begin Given data
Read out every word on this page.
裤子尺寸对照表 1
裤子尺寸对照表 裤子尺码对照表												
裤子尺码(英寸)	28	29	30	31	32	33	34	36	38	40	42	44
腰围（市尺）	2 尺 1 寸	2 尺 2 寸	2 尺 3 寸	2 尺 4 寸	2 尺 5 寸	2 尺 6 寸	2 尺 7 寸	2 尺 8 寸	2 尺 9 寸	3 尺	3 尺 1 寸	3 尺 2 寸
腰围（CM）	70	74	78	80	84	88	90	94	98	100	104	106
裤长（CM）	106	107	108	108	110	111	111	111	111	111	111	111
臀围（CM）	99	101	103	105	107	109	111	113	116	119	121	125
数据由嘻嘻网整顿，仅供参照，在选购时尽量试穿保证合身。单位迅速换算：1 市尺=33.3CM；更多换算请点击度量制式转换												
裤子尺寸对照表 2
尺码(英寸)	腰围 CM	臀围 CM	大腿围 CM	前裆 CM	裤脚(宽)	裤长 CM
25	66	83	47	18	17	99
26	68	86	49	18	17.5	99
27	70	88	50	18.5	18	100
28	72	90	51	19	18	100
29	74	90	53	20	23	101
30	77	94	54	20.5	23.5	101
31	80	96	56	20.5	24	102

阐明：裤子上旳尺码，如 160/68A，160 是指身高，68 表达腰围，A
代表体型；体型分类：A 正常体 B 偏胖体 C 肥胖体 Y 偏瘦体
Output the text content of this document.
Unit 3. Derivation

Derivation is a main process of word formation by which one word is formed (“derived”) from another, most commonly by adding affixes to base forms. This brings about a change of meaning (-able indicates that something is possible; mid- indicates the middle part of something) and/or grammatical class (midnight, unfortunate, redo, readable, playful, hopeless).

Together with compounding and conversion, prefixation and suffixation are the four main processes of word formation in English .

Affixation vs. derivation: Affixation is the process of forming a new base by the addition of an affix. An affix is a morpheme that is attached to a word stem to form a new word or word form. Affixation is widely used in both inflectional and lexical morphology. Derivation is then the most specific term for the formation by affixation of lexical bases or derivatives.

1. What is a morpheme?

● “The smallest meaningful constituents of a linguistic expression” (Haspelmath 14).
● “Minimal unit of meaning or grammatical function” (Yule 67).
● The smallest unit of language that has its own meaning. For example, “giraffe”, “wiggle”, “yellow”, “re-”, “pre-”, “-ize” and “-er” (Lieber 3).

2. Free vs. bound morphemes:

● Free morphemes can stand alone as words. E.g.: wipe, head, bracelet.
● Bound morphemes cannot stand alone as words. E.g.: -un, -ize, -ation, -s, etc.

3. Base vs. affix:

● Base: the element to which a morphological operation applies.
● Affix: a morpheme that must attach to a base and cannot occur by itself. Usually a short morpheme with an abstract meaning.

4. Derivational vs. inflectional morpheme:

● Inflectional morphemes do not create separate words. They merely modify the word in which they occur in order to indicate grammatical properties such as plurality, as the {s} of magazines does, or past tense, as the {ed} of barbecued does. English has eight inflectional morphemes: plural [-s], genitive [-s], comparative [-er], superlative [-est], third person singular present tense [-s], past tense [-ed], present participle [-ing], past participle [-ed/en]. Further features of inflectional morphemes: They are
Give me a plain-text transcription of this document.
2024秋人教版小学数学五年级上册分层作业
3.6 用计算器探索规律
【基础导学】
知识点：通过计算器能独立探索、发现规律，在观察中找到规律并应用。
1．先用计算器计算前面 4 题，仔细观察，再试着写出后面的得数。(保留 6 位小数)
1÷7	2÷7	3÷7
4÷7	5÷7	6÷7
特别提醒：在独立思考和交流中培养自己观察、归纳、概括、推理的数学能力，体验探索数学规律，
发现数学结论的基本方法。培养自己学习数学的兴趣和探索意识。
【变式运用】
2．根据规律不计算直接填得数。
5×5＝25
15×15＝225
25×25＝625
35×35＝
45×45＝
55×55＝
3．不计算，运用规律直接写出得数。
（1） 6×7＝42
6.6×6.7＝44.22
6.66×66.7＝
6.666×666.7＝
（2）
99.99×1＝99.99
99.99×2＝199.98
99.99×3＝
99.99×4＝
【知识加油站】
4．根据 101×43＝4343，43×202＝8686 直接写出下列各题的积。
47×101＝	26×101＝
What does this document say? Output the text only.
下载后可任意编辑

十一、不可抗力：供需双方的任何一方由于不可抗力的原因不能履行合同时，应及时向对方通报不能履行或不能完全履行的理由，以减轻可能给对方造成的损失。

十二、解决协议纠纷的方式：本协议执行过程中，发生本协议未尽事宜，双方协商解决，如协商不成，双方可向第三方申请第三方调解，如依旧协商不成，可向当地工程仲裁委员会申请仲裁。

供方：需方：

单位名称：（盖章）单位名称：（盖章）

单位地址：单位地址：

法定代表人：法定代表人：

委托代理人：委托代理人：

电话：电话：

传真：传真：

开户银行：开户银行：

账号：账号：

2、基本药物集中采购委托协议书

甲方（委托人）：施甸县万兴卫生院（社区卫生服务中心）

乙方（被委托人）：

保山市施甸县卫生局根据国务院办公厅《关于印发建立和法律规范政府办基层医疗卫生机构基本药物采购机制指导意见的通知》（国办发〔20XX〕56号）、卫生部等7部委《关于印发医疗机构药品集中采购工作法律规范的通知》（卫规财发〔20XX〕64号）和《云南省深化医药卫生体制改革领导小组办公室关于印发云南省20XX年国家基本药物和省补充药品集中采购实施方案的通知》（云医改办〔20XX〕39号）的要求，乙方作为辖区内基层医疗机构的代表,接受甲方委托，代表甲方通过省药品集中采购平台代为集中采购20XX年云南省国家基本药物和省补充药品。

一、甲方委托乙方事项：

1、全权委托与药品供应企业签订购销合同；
end Given data
• _Brief_: Transcribe each entry precisely, missing none.

• _Complete answer_:
Read out every word on this page.
裤子尺寸对照表 1
裤子尺寸对照表 裤子尺码对照表												
裤子尺码(英寸)	28	29	30	31	32	33	34	36	38	40	42	44
腰围（市尺）	2 尺 1 寸	2 尺 2 寸	2 尺 3 寸	2 尺 4 寸	2 尺 5 寸	2 尺 6 寸	2 尺 7 寸	2 尺 8 寸	2 尺 9 寸	3 尺	3 尺 1 寸	3 尺 2 寸
腰围（CM）	70	74	78	80	84	88	90	94	98	100	104	106
裤长（CM）	106	107	108	108	110	111	111	111	111	111	111	111
臀围（CM）	99	101	103	105	107	109	111	113	116	119	121	125
数据由嘻嘻网整顿，仅供参照，在选购时尽量试穿保证合身。单位迅速换算：1 市尺=33.3CM；更多换算请点击度量制式转换												
裤子尺寸对照表 2
尺码(英寸)	腰围 CM	臀围 CM	大腿围 CM	前裆 CM	裤脚(宽)	裤长 CM
25	66	83	47	18	17	99
26	68	86	49	18	17.5	99
27	70	88	50	18.5	18	100
28	72	90	51	19	18	100
29	74	90	53	20	23	101
30	77	94	54	20.5	23.5	101
31	80	96	56	20.5	24	102

阐明：裤子上旳尺码，如 160/68A，160 是指身高，68 表达腰围，A
代表体型；体型分类：A 正常体 B 偏胖体 C 肥胖体 Y 偏瘦体
Output the text content of this document.
Unit 3. Derivation

Derivation is a main process of word formation by which one word is formed (“derived”) from another, most commonly by adding affixes to base forms. This brings about a change of meaning (-able indicates that something is possible; mid- indicates the middle part of something) and/or grammatical class (midnight, unfortunate, redo, readable, playful, hopeless).

Together with compounding and conversion, prefixation and suffixation are the four main processes of word formation in English .

Affixation vs. derivation: Affixation is the process of forming a new base by the addition of an affix. An affix is a morpheme that is attached to a word stem to form a new word or word form. Affixation is widely used in both inflectional and lexical morphology. Derivation is then the most specific term for the formation by affixation of lexical bases or derivatives.

1. What is a morpheme?

● “The smallest meaningful constituents of a linguistic expression” (Haspelmath 14).
● “Minimal unit of meaning or grammatical function” (Yule 67).
● The smallest unit of language that has its own meaning. For example, “giraffe”, “wiggle”, “yellow”, “re-”, “pre-”, “-ize” and “-er” (Lieber 3).

2. Free vs. bound morphemes:

● Free morphemes can stand alone as words. E.g.: wipe, head, bracelet.
● Bound morphemes cannot stand alone as words. E.g.: -un, -ize, -ation, -s, etc.

3. Base vs. affix:

● Base: the element to which a morphological operation applies.
● Affix: a morpheme that must attach to a base and cannot occur by itself. Usually a short morpheme with an abstract meaning.

4. Derivational vs. inflectional morpheme:

● Inflectional morphemes do not create separate words. They merely modify the word in which they occur in order to indicate grammatical properties such as plurality, as the {s} of magazines does, or past tense, as the {ed} of barbecued does. English has eight inflectional morphemes: plural [-s], genitive [-s], comparative [-er], superlative [-est], third person singular present tense [-s], past tense [-ed], present participle [-ing], past participle [-ed/en]. Further features of inflectional morphemes: They are
Give me a plain-text transcription of this document.
2024秋人教版小学数学五年级上册分层作业
3.6 用计算器探索规律
【基础导学】
知识点：通过计算器能独立探索、发现规律，在观察中找到规律并应用。
1．先用计算器计算前面 4 题，仔细观察，再试着写出后面的得数。(保留 6 位小数)
1÷7	2÷7	3÷7
4÷7	5÷7	6÷7
特别提醒：在独立思考和交流中培养自己观察、归纳、概括、推理的数学能力，体验探索数学规律，
发现数学结论的基本方法。培养自己学习数学的兴趣和探索意识。
【变式运用】
2．根据规律不计算直接填得数。
5×5＝25
15×15＝225
25×25＝625
35×35＝
45×45＝
55×55＝
3．不计算，运用规律直接写出得数。
（1） 6×7＝42
6.6×6.7＝44.22
6.66×66.7＝
6.666×666.7＝
（2）
99.99×1＝99.99
99.99×2＝199.98
99.99×3＝
99.99×4＝
【知识加油站】
4．根据 101×43＝4343，43×202＝8686 直接写出下列各题的积。
47×101＝	26×101＝
What does this document say? Output the text only.
下载后可任意编辑

十一、不可抗力：供需双方的任何一方由于不可抗力的原因不能履行合同时，应及时向对方通报不能履行或不能完全履行的理由，以减轻可能给对方造成的损失。

十二、解决协议纠纷的方式：本协议执行过程中，发生本协议未尽事宜，双方协商解决，如协商不成，双方可向第三方申请第三方调解，如依旧协商不成，可向当地工程仲裁委员会申请仲裁。

供方：需方：

单位名称：（盖章）单位名称：（盖章）

单位地址：单位地址：

法定代表人：法定代表人：

委托代理人：委托代理人：

电话：电话：

传真：传真：

开户银行：开户银行：

账号：账号：

2、基本药物集中采购委托协议书

甲方（委托人）：施甸县万兴卫生院（社区卫生服务中心）

乙方（被委托人）：

保山市施甸县卫生局根据国务院办公厅《关于印发建立和法律规范政府办基层医疗卫生机构基本药物采购机制指导意见的通知》（国办发〔20XX〕56号）、卫生部等7部委《关于印发医疗机构药品集中采购工作法律规范的通知》（卫规财发〔20XX〕64号）和《云南省深化医药卫生体制改革领导小组办公室关于印发云南省20XX年国家基本药物和省补充药品集中采购实施方案的通知》（云医改办〔20XX〕39号）的要求，乙方作为辖区内基层医疗机构的代表,接受甲方委托，代表甲方通过省药品集中采购平台代为集中采购20XX年云南省国家基本药物和省补充药品。

一、甲方委托乙方事项：

1、全权委托与药品供应企业签订购销合同；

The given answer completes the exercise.